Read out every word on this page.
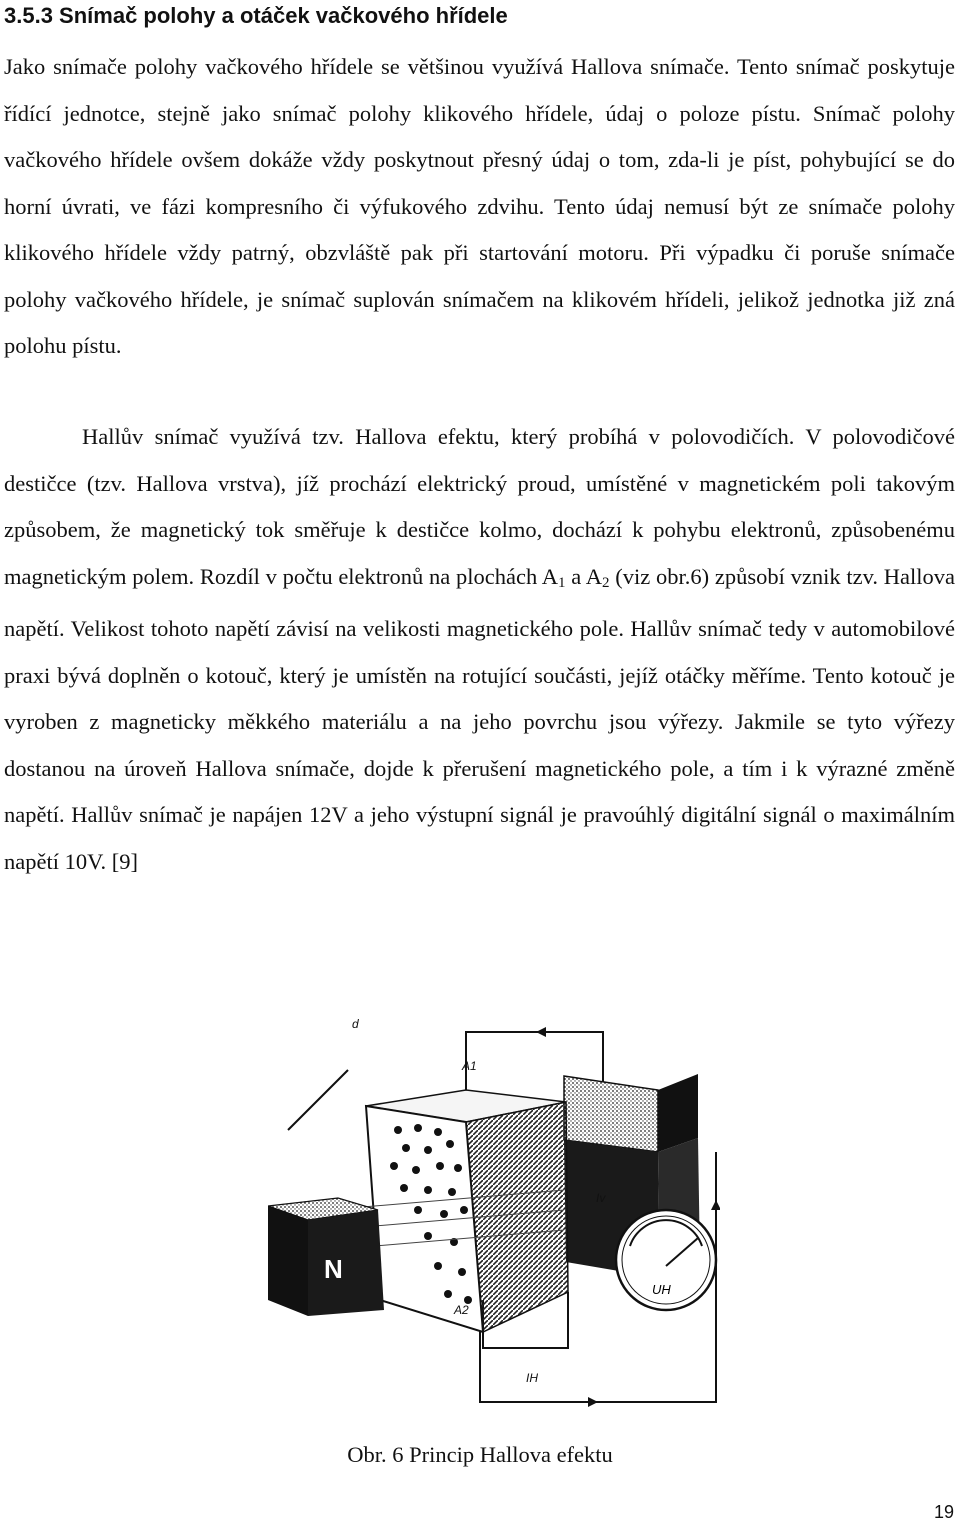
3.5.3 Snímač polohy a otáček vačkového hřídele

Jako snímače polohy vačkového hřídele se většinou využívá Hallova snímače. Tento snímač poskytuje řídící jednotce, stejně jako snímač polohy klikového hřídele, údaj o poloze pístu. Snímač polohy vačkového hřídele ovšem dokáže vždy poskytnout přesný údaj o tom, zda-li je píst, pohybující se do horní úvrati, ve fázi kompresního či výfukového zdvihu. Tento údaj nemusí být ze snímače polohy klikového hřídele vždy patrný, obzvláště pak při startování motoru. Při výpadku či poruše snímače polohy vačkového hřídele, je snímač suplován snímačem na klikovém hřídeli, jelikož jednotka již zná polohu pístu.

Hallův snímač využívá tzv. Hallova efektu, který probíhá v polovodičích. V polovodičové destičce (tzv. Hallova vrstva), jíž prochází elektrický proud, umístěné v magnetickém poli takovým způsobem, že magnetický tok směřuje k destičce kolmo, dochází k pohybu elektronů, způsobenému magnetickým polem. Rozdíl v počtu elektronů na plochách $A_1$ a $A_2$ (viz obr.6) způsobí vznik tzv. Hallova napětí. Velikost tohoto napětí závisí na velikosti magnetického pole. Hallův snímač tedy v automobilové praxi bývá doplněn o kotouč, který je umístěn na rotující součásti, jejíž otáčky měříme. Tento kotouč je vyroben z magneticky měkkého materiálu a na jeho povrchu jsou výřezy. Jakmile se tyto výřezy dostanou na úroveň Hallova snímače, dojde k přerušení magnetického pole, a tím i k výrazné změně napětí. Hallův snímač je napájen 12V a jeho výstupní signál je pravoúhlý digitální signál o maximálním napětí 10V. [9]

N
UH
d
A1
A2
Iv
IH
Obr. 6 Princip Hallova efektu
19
§ §
- **Objective**: Pick out the lines above that hold the string "polohy" and show them.

- **Task output**:
3.5.3 Snímač polohy a otáček vačkového hřídele
Jako snímače polohy vačkového hřídele se většinou využívá Hallova snímače. Tento snímač poskytuje řídící jednotce, stejně jako snímač polohy klikového hřídele, údaj o poloze pístu. Snímač polohy vačkového hřídele ovšem dokáže vždy poskytnout přesný údaj o tom, zda-li je píst, pohybující se do horní úvrati, ve fázi kompresního či výfukového zdvihu. Tento údaj nemusí být ze snímače polohy klikového hřídele vždy patrný, obzvláště pak při startování motoru. Při výpadku či poruše snímače polohy vačkového hřídele, je snímač suplován snímačem na klikovém hřídeli, jelikož jednotka již zná polohu pístu.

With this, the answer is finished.